■ **Exercise directions**
Hunt for the word "každé" across the entries below, copying each line that holds it.

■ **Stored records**
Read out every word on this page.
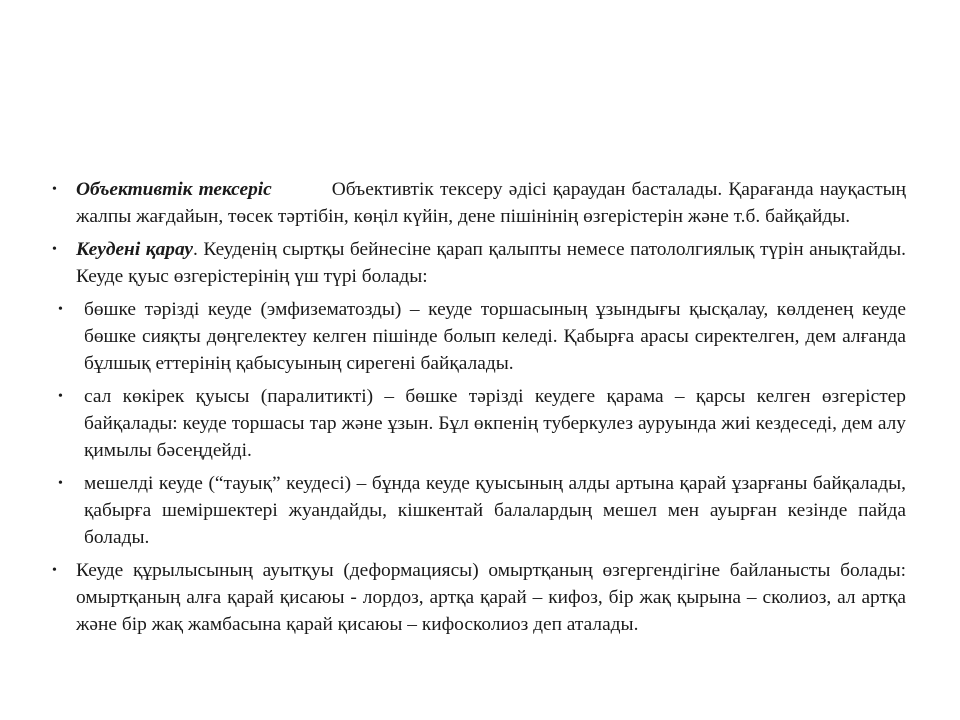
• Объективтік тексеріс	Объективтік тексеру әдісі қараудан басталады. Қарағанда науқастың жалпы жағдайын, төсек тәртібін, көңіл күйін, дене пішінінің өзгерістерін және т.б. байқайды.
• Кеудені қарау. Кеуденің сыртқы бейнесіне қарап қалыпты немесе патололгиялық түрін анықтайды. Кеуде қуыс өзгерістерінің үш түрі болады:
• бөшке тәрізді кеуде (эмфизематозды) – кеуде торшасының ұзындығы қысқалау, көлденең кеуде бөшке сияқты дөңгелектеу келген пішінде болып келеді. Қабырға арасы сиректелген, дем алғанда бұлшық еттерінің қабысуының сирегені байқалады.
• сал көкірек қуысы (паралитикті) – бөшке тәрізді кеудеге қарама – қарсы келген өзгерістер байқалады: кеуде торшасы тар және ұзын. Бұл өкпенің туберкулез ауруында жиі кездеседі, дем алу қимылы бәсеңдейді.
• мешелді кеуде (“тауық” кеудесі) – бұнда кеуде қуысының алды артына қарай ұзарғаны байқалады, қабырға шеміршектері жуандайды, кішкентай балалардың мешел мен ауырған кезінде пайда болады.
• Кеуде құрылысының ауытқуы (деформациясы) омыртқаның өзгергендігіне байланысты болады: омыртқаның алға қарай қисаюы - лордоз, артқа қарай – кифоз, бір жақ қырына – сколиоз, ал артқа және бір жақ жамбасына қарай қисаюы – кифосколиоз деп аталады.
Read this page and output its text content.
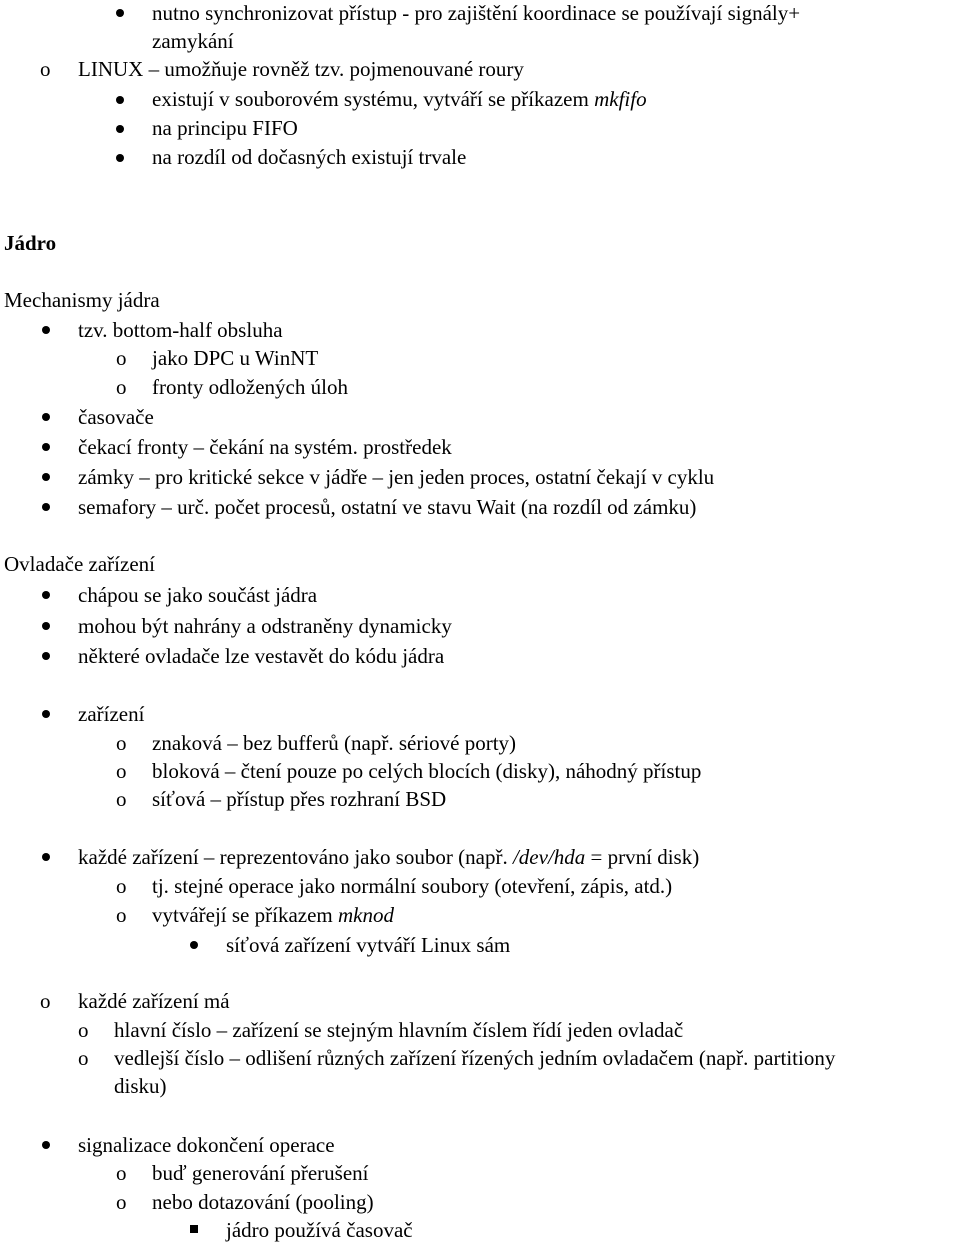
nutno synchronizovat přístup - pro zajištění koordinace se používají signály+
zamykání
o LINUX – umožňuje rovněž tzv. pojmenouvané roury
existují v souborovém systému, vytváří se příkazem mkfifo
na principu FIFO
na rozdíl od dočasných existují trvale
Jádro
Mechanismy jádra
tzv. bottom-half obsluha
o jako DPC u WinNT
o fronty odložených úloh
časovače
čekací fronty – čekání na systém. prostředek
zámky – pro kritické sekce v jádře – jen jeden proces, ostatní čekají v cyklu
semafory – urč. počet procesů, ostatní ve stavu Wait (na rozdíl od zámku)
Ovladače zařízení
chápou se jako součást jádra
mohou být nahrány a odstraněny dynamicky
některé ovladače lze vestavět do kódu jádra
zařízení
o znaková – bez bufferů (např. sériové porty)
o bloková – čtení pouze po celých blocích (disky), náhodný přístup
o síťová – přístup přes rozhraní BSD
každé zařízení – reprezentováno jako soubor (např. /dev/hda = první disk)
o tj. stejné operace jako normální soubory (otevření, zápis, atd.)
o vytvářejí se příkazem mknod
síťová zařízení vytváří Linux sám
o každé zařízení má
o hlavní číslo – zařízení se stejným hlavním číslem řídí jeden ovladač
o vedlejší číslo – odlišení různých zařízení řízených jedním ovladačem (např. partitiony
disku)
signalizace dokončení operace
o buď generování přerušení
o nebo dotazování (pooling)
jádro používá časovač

■ **Written solution**
každé zařízení – reprezentováno jako soubor (např. /dev/hda = první disk)
o každé zařízení má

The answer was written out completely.